WHAT IS BEING ASKED
The records below must be written out exactly, with every picture left behind.

(Rows from a dataset)
== == ==
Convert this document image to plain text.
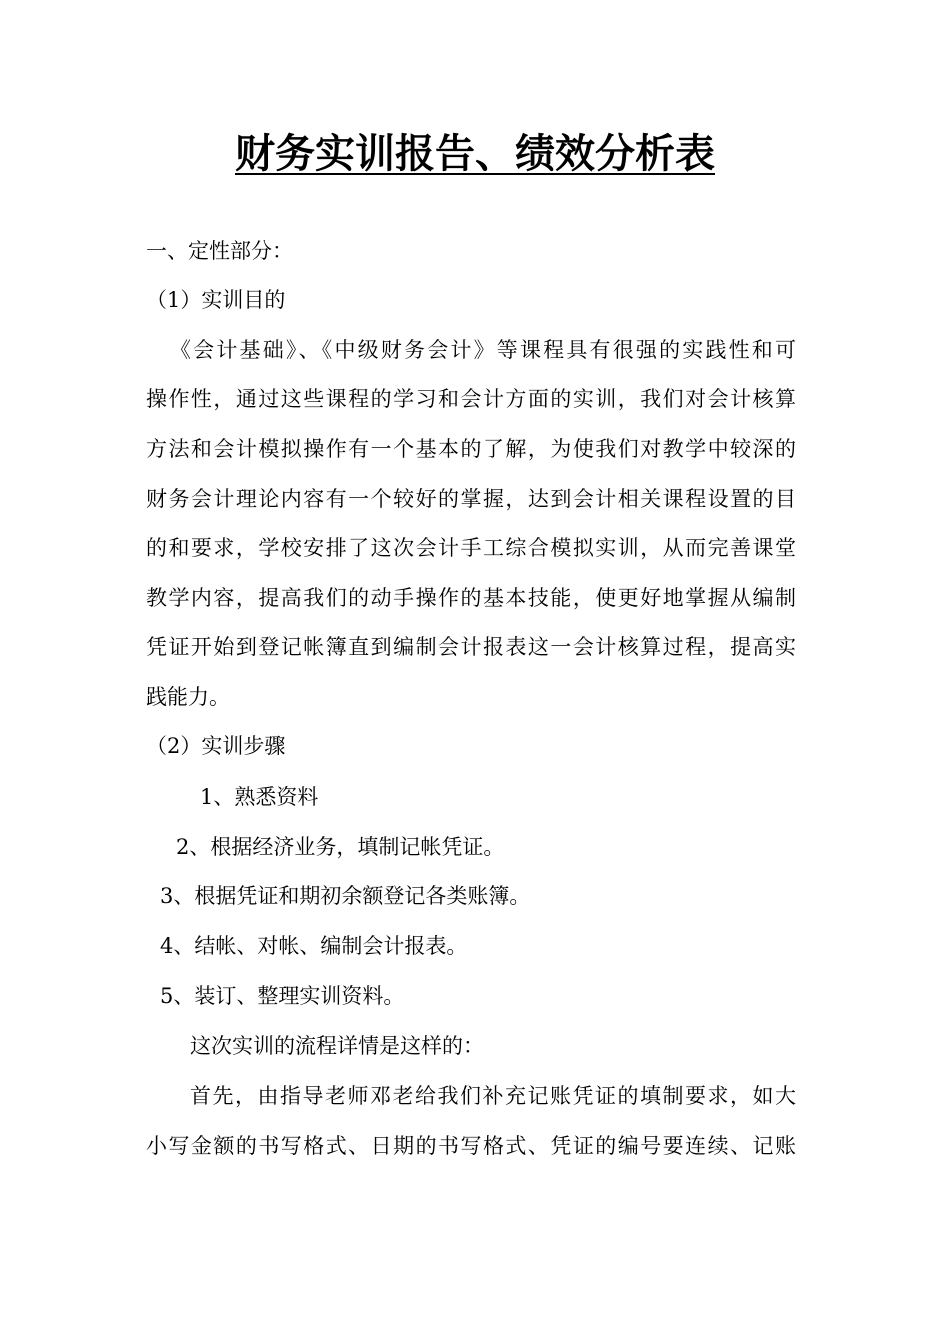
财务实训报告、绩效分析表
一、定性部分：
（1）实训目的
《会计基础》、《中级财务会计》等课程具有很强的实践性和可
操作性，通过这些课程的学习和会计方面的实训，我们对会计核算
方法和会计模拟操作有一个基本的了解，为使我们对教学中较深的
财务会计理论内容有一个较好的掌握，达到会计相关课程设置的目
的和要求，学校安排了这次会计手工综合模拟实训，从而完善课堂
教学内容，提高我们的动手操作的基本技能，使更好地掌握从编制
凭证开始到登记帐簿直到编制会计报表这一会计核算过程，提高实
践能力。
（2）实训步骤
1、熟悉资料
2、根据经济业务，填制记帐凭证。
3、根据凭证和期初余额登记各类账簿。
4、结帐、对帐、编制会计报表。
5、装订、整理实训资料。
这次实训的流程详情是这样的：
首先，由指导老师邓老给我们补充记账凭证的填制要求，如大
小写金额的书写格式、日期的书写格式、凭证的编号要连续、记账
== == ==
RESULT OF THIS TASK
Convert this document image to plain text.
财务实训报告、绩效分析表
一、定性部分：
（1）实训目的
《会计基础》、《中级财务会计》等课程具有很强的实践性和可
操作性，通过这些课程的学习和会计方面的实训，我们对会计核算
方法和会计模拟操作有一个基本的了解，为使我们对教学中较深的
财务会计理论内容有一个较好的掌握，达到会计相关课程设置的目
的和要求，学校安排了这次会计手工综合模拟实训，从而完善课堂
教学内容，提高我们的动手操作的基本技能，使更好地掌握从编制
凭证开始到登记帐簿直到编制会计报表这一会计核算过程，提高实
践能力。
（2）实训步骤
1、熟悉资料
2、根据经济业务，填制记帐凭证。
3、根据凭证和期初余额登记各类账簿。
4、结帐、对帐、编制会计报表。
5、装订、整理实训资料。
这次实训的流程详情是这样的：
首先，由指导老师邓老给我们补充记账凭证的填制要求，如大
小写金额的书写格式、日期的书写格式、凭证的编号要连续、记账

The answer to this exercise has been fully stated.